What you will do »
**1)** Answer these from the passage on Lancaster schools:
(a) Which governor sponsored the Lancaster schools?
(b) For what achievement is Thomas Eddy identified?
(c) How long after the end of the American Revolution were Lancaster schools in New York?
**2)** Write out the stretch of the passage on Lancaster schools from "By the end of" through "retarding intellectual development.", word for word.
**3)** Resume the passage on Lancaster schools where it stops.

Source extract »
================

20.How
Hindu Schooling Came To America (I): The Underground History of American
Education by John Taylor Gatto from archive.org
How
Hindu Schooling Came To America (I)
By the end of the first quarter of the
nineteenth century, a form of school technology was up and running in America's larger cities,
one in which children of lower-class customers
were psychologically conditioned to obedience under pretext that they were
learning reading and counting (which may
also have
happened). These were the Lancaster schools, sponsored by Governor DeWitt Clinton
of New York and prominent Quakers like
Thomas Eddy, builder of the Erie Canal. They soon spread to every corner of the nation where the problem of an incipient
proletariat existed. Lancaster schools are
cousins of today's school factories. What few knew then or realize now
is that they were also a Hindu
invention, designed with the express purpose of retarding intellectual development.
How
Hindu schooling came to America, England, Germany, and France at just about
the same time is a story which has never
been told. A full treatment is beyond the scope of this book, but I'll tell you enough to set
you wondering how an Asiatic device
specifically intended to preserve a caste system came to reproduce
itself in the early republic, protected
by influentials of the magnitude of Clinton and Eddy. Even a brief dusting off of schooling's Hindu provenance
should warn you that what you know about
American schooling isn't much. First, a quick gloss on the historical
position of India at the time of the
American Revolution — for Lancaster schools were in New York two decades after its end.

================

Source data »
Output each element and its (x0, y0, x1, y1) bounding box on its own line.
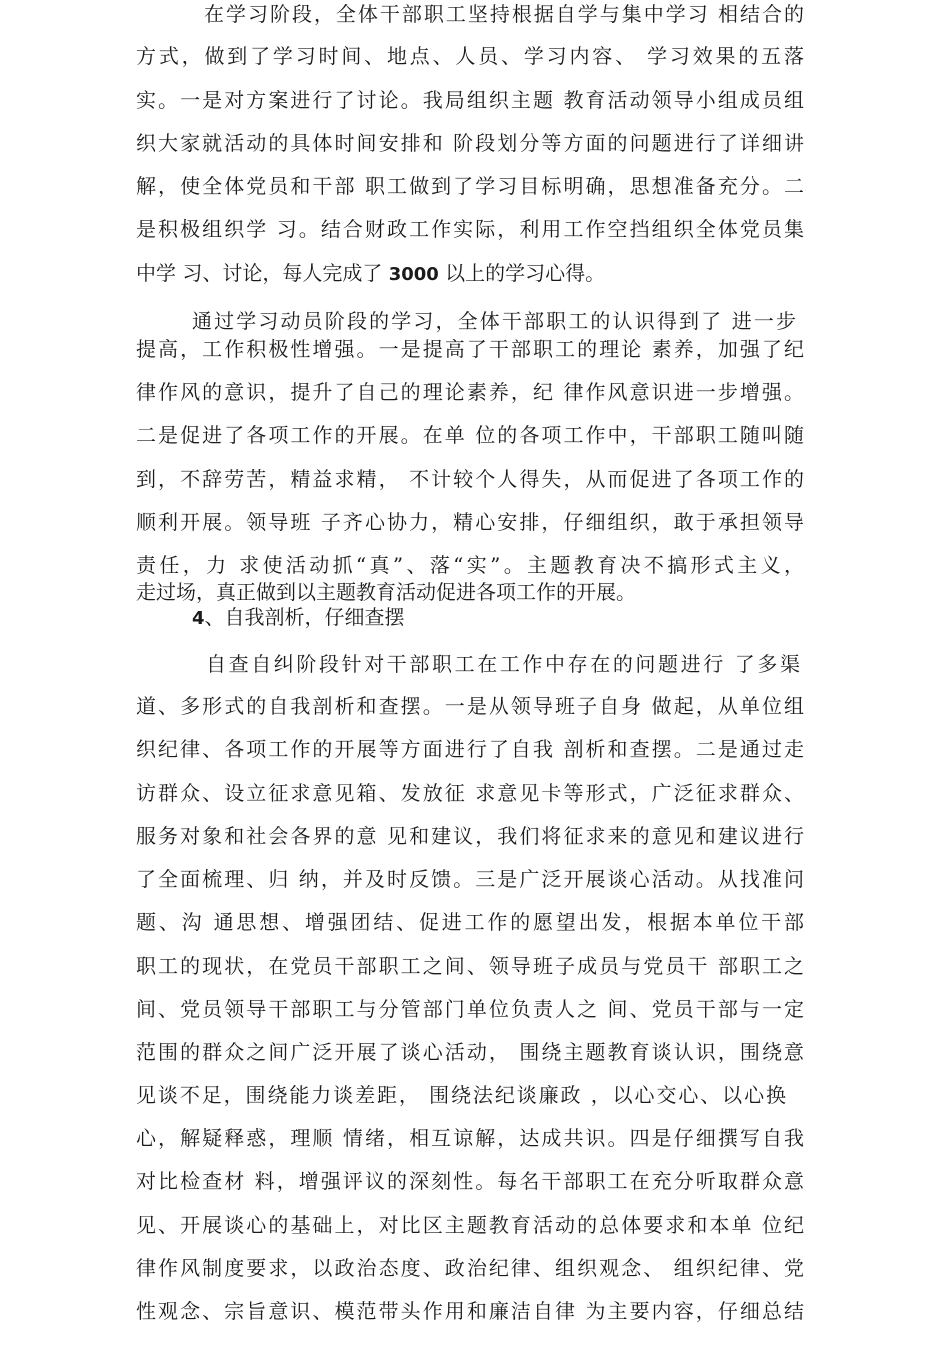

================

In response »
**1)**
(a) Governor DeWitt Clinton of New York.
(b) He was the builder of the Erie Canal.
(c) Two decades.

**2)**
By the end of the first quarter of the
nineteenth century, a form of school technology was up and running in America's larger cities,
one in which children of lower-class customers
were psychologically conditioned to obedience under pretext that they were
learning reading and counting (which may
also have
happened). These were the Lancaster schools, sponsored by Governor DeWitt Clinton
of New York and prominent Quakers like
Thomas Eddy, builder of the Erie Canal. They soon spread to every corner of the nation where the problem of an incipient
proletariat existed. Lancaster schools are
cousins of today's school factories. What few knew then or realize now
is that they were also a Hindu
invention, designed with the express purpose of retarding intellectual development.

**3)**
India fell victim to Western dominance through
nautical technology in the following
fashion: When medieval Europe broke up after its long struggle to
reconcile emergent science with
religion, five great ocean powers appeared to compete for the wealth of
the planet: Portugal, Spain, France, the
Netherlands, and England. Portugal was the first to sail for treasure, leaving colonies in India,
China, and South America, but its day in the
sun was short. Spain emerged as the next global superpower, but after
1600, her character decayed rapidly from
the corrupting effects of the gold of the Americas, which triggered a long national decline. The Netherlands turn
followed because that nation had the
advantage of a single-minded commercial class in control of things with
one aim in mind: wealth. The Dutch
monopolized the carrying trade of Europe with globe-trotting merchant ships and courageous military
seamanship, yet as with Portugal before it, the
Dutch population was too small, its internal resources too anemic for its
dominance to extend very long.
Beginning in the seventeenth century, England
and France gradually built business in the
East, both balked for a time by the Dutch who controlled the spice trade
of the Indies. Three naval wars with the
Dutch made the Royal Navy master of the seas, in the process developing tactics of sea warfare that made
it dominant for the next two centuries. By
1700, only France and England remained as global sea powers with
impressive fighting capability, and
during the last half of that century these giants slugged it out directly
in Canada, India, and in the territory
which is today the United States, with the result that France went permanently into eclipse.
In
India, the two contended through their commercial pseudopodia, the British
and French East India Companies: each
maintained a private army to war on the other for tea, indigo, turmeric, ginger, quinine, oilseeds,
silk, and that product which most captivated
British merchants with its portability and breakaway profit potential —
opium. At Plassey, Chandernagor, Madras,
and Wandiwash, this long corporate rivalry ended. The French abandoned India to the British. The drug
monopoly was finally England's.
Out of this experience and the
observations of a wealthy young Anglican chaplain in India, the formula for modern schooling was
discovered. Perhaps it was no more than
coincidence this fellow held his first gainful employment as a
schoolteacher in the United States;
on the other hand, perhaps his experience in a nation which successfully threw
off British shackles sensitized him to
the danger an educated population poses to
plutocracies.
How
Hindu Schooling Came To America (II)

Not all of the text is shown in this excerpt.